Thursday, March 09, 2006

Journal: iPod repair

Since I got my 4G 40gig iPod for Christmas of 2004, my relationship with it has been characterized by long stretches of intense love and intimacy interrupted by brief episodes of intense frustration and alienation. A few times, it has gone on the fritz, with no logical explanation that is apparent to me, and no obvious fix, even after hours and hours of time invested. Suddenly, however, last night, my iPod and I made a breakthrough.

I'd plugged it in to my PC (Win 2K, firewire port), and it started to happen again: the iPod whirred to life for several seconds, made a clicking sound, then fell silent for a few seconds, then started the process over again. This is how my iPod problems start. I plug it in to sync and recharge, the clicking starts, and iTunes never acknowledges the iPod. Further, I can't get Windows to stop the process and disconnect from the iPod. The only way to stop it is to reboot the computer and the iPod at the same time.

┄┄┄┄┄┄┄┄┄┄

PROBLEMS:
a – According to the iPod repair post, what is the only way to stop the clicking process once it starts?
b – Pick up the iPod repair post right after its last sentence and keep writing it.
The entries after this come from a separate source and have no connection to the iPod repair post.

[Records]
┄┄┄┄┄┄┄┄┄┄

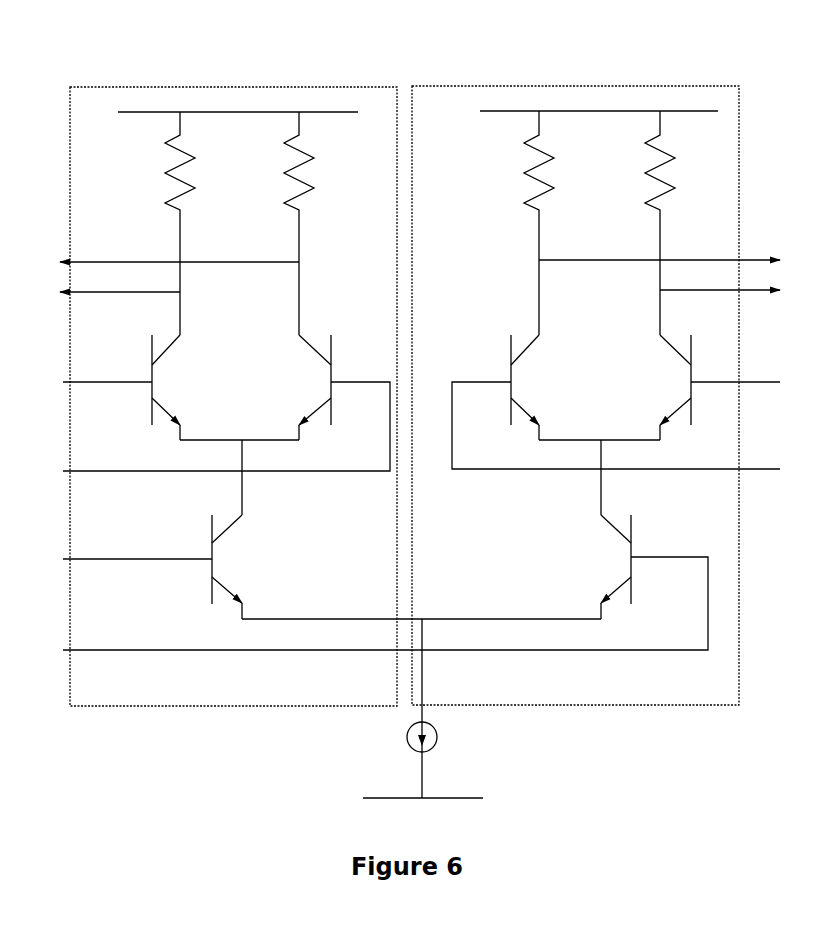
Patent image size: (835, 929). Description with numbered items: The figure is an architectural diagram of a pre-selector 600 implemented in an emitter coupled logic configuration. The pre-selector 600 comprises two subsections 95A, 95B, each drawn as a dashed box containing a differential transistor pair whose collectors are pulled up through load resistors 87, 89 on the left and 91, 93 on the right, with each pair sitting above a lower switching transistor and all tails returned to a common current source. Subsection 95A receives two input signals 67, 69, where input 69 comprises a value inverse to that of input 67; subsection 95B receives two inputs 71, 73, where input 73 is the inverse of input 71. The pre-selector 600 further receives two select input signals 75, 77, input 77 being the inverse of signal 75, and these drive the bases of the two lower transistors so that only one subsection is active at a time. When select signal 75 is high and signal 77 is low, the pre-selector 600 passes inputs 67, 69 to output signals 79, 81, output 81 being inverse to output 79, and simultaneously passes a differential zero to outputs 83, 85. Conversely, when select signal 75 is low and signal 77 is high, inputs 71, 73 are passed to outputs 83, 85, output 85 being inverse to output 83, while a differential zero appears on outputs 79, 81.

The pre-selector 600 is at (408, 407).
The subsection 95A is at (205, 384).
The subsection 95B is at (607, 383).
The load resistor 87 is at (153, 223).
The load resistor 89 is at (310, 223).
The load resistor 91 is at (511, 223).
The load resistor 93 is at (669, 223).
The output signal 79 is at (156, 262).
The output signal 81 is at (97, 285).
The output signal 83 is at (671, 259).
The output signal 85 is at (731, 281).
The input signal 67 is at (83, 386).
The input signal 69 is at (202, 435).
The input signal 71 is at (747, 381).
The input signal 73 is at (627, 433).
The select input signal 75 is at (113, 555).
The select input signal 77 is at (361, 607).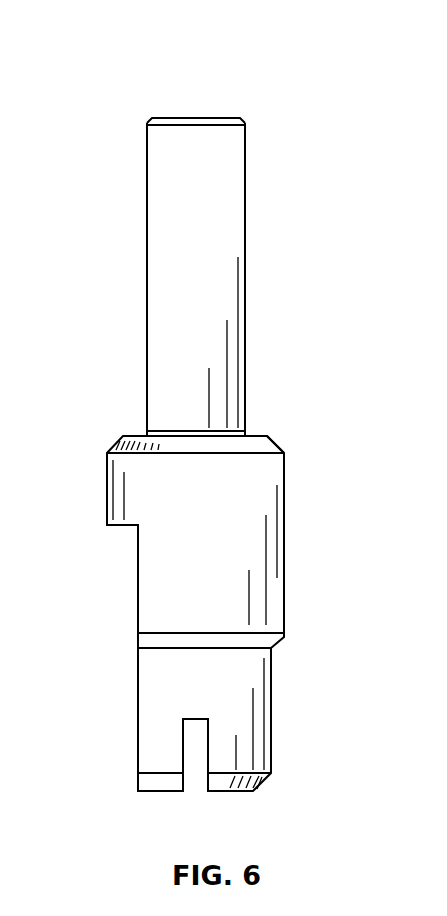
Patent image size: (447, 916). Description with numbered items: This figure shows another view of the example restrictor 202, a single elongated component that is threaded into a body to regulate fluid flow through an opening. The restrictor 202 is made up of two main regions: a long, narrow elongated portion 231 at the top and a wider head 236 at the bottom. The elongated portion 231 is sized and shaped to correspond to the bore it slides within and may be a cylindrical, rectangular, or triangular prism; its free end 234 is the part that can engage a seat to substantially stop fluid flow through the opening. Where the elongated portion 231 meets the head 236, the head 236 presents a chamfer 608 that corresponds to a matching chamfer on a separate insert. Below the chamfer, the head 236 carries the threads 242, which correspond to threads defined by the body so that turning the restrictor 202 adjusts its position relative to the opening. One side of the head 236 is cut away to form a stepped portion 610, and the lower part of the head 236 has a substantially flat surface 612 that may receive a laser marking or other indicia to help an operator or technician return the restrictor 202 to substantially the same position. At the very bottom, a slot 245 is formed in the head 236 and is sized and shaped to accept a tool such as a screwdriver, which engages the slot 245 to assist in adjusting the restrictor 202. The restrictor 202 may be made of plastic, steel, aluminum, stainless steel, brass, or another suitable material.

┄┄┄┄┄┄┄┄┄┄

WRITTEN RESPONSES:
a – Rebooting the computer and the iPod at the same time.

b –
So last nite, it started again, as I was about to go to bed. I restarted the computer and rebooted the iPod and unplugged the thing, and started over. When Windows finished restarting, I plugged in the iPod, and it started again. What I did next I did on the basis of the hours of research I'd already conducted and on my keen knowledge of engineering principles: holding the iPod in my right hand, I smacked the thing sharply against the palm of my left hand, as a smoker smacking a pack of cigarettes. The clicking stopped, iTunes happily acknowledge my iPod and it synced up. I went to bed, feeling as if I'd just won $400 (the original price of the iPod) on a scratch ticket.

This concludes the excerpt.